* GIVEN REQUEST
Repeat the data that follows, word for word, without the images.

::: MATERIAL FOR THIS TASK

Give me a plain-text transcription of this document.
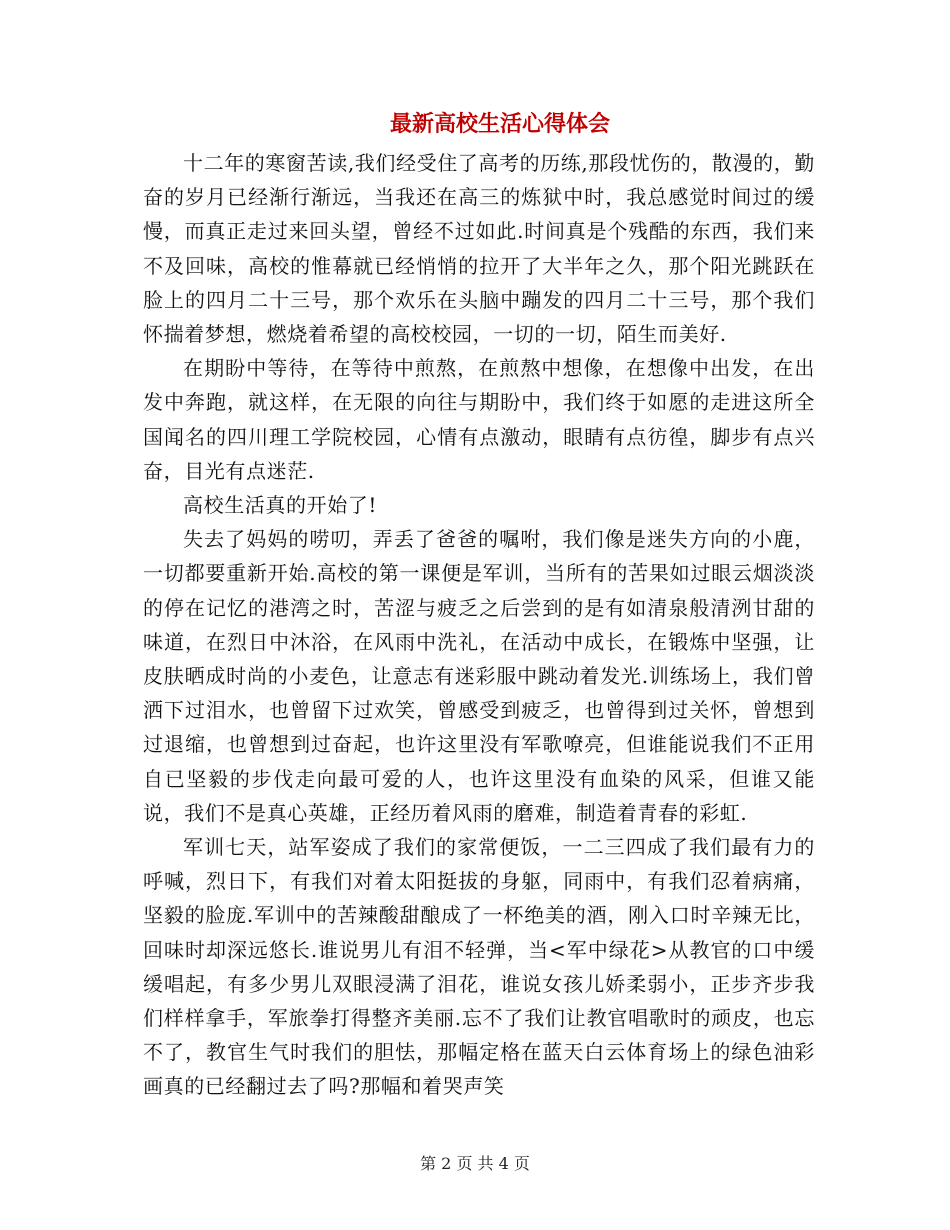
最新高校生活心得体会

十二年的寒窗苦读,我们经受住了高考的历练,那段忧伤的，散漫的，勤奋的岁月已经渐行渐远，当我还在高三的炼狱中时，我总感觉时间过的缓慢，而真正走过来回头望，曾经不过如此.时间真是个残酷的东西，我们来不及回味，高校的惟幕就已经悄悄的拉开了大半年之久，那个阳光跳跃在脸上的四月二十三号，那个欢乐在头脑中蹦发的四月二十三号，那个我们怀揣着梦想，燃烧着希望的高校校园，一切的一切，陌生而美好.

在期盼中等待，在等待中煎熬，在煎熬中想像，在想像中出发，在出发中奔跑，就这样，在无限的向往与期盼中，我们终于如愿的走进这所全国闻名的四川理工学院校园，心情有点激动，眼睛有点彷徨，脚步有点兴奋，目光有点迷茫.

高校生活真的开始了!

失去了妈妈的唠叨，弄丢了爸爸的嘱咐，我们像是迷失方向的小鹿，一切都要重新开始.高校的第一课便是军训，当所有的苦果如过眼云烟淡淡的停在记忆的港湾之时，苦涩与疲乏之后尝到的是有如清泉般清洌甘甜的味道，在烈日中沐浴，在风雨中洗礼，在活动中成长，在锻炼中坚强，让皮肤晒成时尚的小麦色，让意志有迷彩服中跳动着发光.训练场上，我们曾洒下过泪水，也曾留下过欢笑，曾感受到疲乏，也曾得到过关怀，曾想到过退缩，也曾想到过奋起，也许这里没有军歌嘹亮，但谁能说我们不正用自已坚毅的步伐走向最可爱的人，也许这里没有血染的风采，但谁又能说，我们不是真心英雄，正经历着风雨的磨难，制造着青春的彩虹.

军训七天，站军姿成了我们的家常便饭，一二三四成了我们最有力的呼喊，烈日下，有我们对着太阳挺拔的身躯，同雨中，有我们忍着病痛，坚毅的脸庞.军训中的苦辣酸甜酿成了一杯绝美的酒，刚入口时辛辣无比，回味时却深远悠长.谁说男儿有泪不轻弹，当<军中绿花>从教官的口中缓缓唱起，有多少男儿双眼浸满了泪花，谁说女孩儿娇柔弱小，正步齐步我们样样拿手，军旅拳打得整齐美丽.忘不了我们让教官唱歌时的顽皮，也忘不了，教官生气时我们的胆怯，那幅定格在蓝天白云体育场上的绿色油彩画真的已经翻过去了吗?那幅和着哭声笑

第 2 页 共 4 页
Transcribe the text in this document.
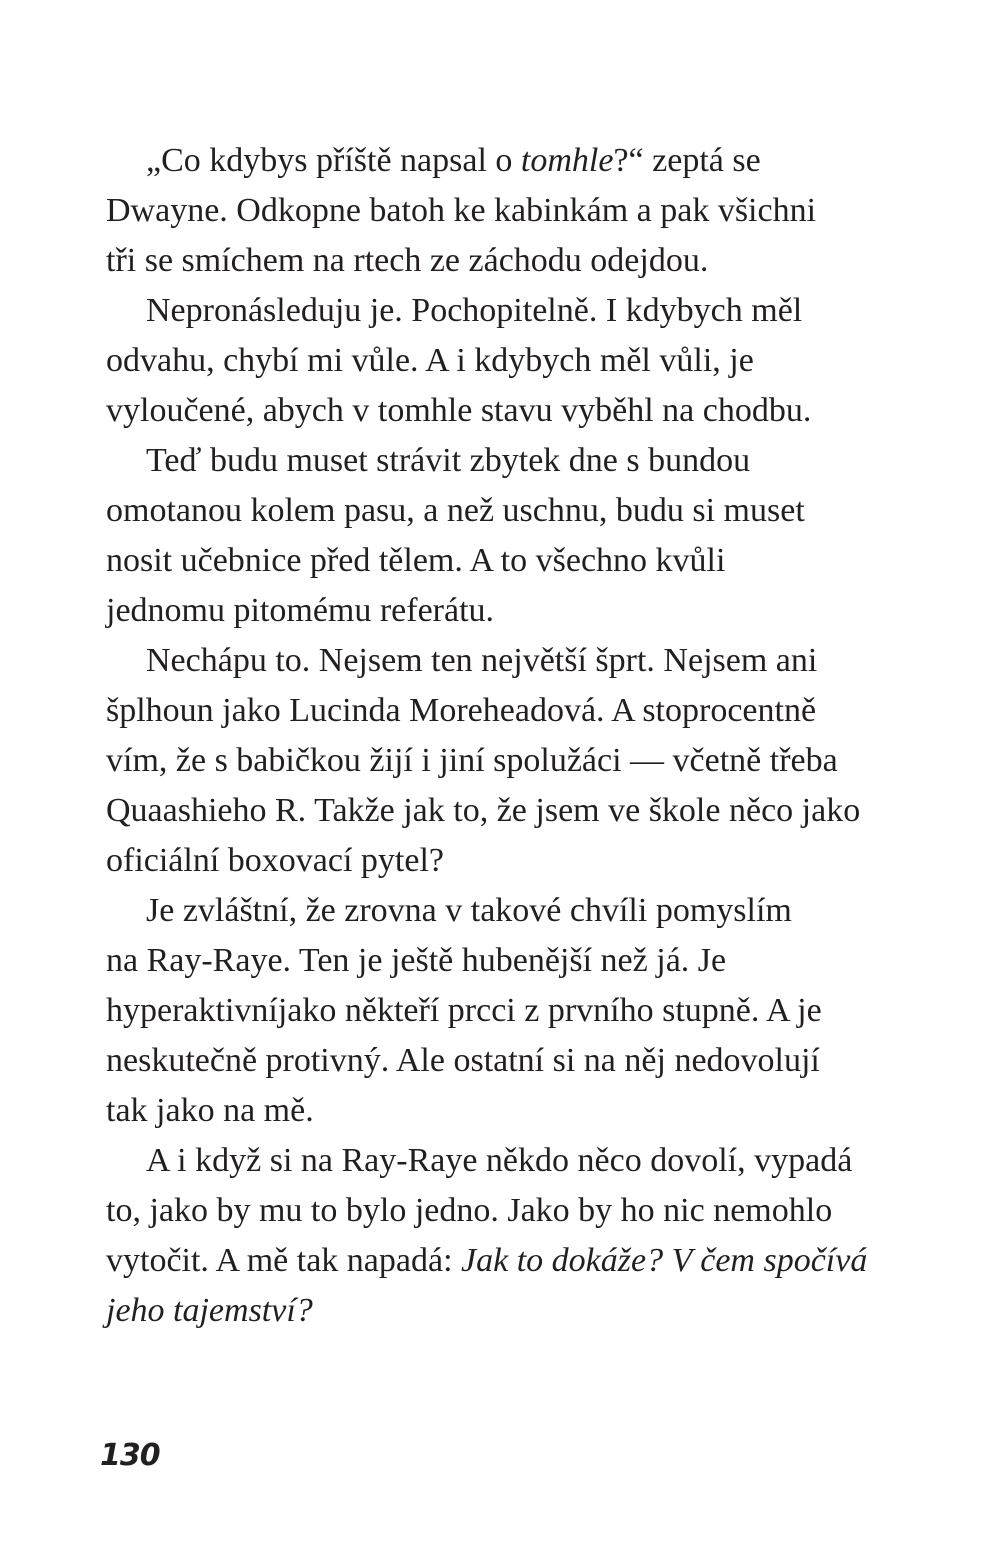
„Co kdybys příště napsal o tomhle?“ zeptá se
Dwayne. Odkopne batoh ke kabinkám a pak všichni
tři se smíchem na rtech ze záchodu odejdou.
Nepronásleduju je. Pochopitelně. I kdybych měl
odvahu, chybí mi vůle. A i kdybych měl vůli, je
vyloučené, abych v tomhle stavu vyběhl na chodbu.
Teď budu muset strávit zbytek dne s bundou
omotanou kolem pasu, a než uschnu, budu si muset
nosit učebnice před tělem. A to všechno kvůli
jednomu pitomému referátu.
Nechápu to. Nejsem ten největší šprt. Nejsem ani
šplhoun jako Lucinda Moreheadová. A stoprocentně
vím, že s babičkou žijí i jiní spolužáci — včetně třeba
Quaashieho R. Takže jak to, že jsem ve škole něco jako
oficiální boxovací pytel?
Je zvláštní, že zrovna v takové chvíli pomyslím
na Ray-Raye. Ten je ještě hubenější než já. Je
hyperaktivníjako někteří prcci z prvního stupně. A je
neskutečně protivný. Ale ostatní si na něj nedovolují
tak jako na mě.
A i když si na Ray-Raye někdo něco dovolí, vypadá
to, jako by mu to bylo jedno. Jako by ho nic nemohlo
vytočit. A mě tak napadá: Jak to dokáže? V čem spočívá
jeho tajemství?
130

::::::

* ANSWER
Give me a plain-text transcription of this document.
最新高校生活心得体会

十二年的寒窗苦读,我们经受住了高考的历练,那段忧伤的，散漫的，勤奋的岁月已经渐行渐远，当我还在高三的炼狱中时，我总感觉时间过的缓慢，而真正走过来回头望，曾经不过如此.时间真是个残酷的东西，我们来不及回味，高校的惟幕就已经悄悄的拉开了大半年之久，那个阳光跳跃在脸上的四月二十三号，那个欢乐在头脑中蹦发的四月二十三号，那个我们怀揣着梦想，燃烧着希望的高校校园，一切的一切，陌生而美好.

在期盼中等待，在等待中煎熬，在煎熬中想像，在想像中出发，在出发中奔跑，就这样，在无限的向往与期盼中，我们终于如愿的走进这所全国闻名的四川理工学院校园，心情有点激动，眼睛有点彷徨，脚步有点兴奋，目光有点迷茫.

高校生活真的开始了!

失去了妈妈的唠叨，弄丢了爸爸的嘱咐，我们像是迷失方向的小鹿，一切都要重新开始.高校的第一课便是军训，当所有的苦果如过眼云烟淡淡的停在记忆的港湾之时，苦涩与疲乏之后尝到的是有如清泉般清洌甘甜的味道，在烈日中沐浴，在风雨中洗礼，在活动中成长，在锻炼中坚强，让皮肤晒成时尚的小麦色，让意志有迷彩服中跳动着发光.训练场上，我们曾洒下过泪水，也曾留下过欢笑，曾感受到疲乏，也曾得到过关怀，曾想到过退缩，也曾想到过奋起，也许这里没有军歌嘹亮，但谁能说我们不正用自已坚毅的步伐走向最可爱的人，也许这里没有血染的风采，但谁又能说，我们不是真心英雄，正经历着风雨的磨难，制造着青春的彩虹.

军训七天，站军姿成了我们的家常便饭，一二三四成了我们最有力的呼喊，烈日下，有我们对着太阳挺拔的身躯，同雨中，有我们忍着病痛，坚毅的脸庞.军训中的苦辣酸甜酿成了一杯绝美的酒，刚入口时辛辣无比，回味时却深远悠长.谁说男儿有泪不轻弹，当<军中绿花>从教官的口中缓缓唱起，有多少男儿双眼浸满了泪花，谁说女孩儿娇柔弱小，正步齐步我们样样拿手，军旅拳打得整齐美丽.忘不了我们让教官唱歌时的顽皮，也忘不了，教官生气时我们的胆怯，那幅定格在蓝天白云体育场上的绿色油彩画真的已经翻过去了吗?那幅和着哭声笑

第 2 页 共 4 页
Transcribe the text in this document.
„Co kdybys příště napsal o tomhle?“ zeptá se
Dwayne. Odkopne batoh ke kabinkám a pak všichni
tři se smíchem na rtech ze záchodu odejdou.
Nepronásleduju je. Pochopitelně. I kdybych měl
odvahu, chybí mi vůle. A i kdybych měl vůli, je
vyloučené, abych v tomhle stavu vyběhl na chodbu.
Teď budu muset strávit zbytek dne s bundou
omotanou kolem pasu, a než uschnu, budu si muset
nosit učebnice před tělem. A to všechno kvůli
jednomu pitomému referátu.
Nechápu to. Nejsem ten největší šprt. Nejsem ani
šplhoun jako Lucinda Moreheadová. A stoprocentně
vím, že s babičkou žijí i jiní spolužáci — včetně třeba
Quaashieho R. Takže jak to, že jsem ve škole něco jako
oficiální boxovací pytel?
Je zvláštní, že zrovna v takové chvíli pomyslím
na Ray-Raye. Ten je ještě hubenější než já. Je
hyperaktivníjako někteří prcci z prvního stupně. A je
neskutečně protivný. Ale ostatní si na něj nedovolují
tak jako na mě.
A i když si na Ray-Raye někdo něco dovolí, vypadá
to, jako by mu to bylo jedno. Jako by ho nic nemohlo
vytočit. A mě tak napadá: Jak to dokáže? V čem spočívá
jeho tajemství?
130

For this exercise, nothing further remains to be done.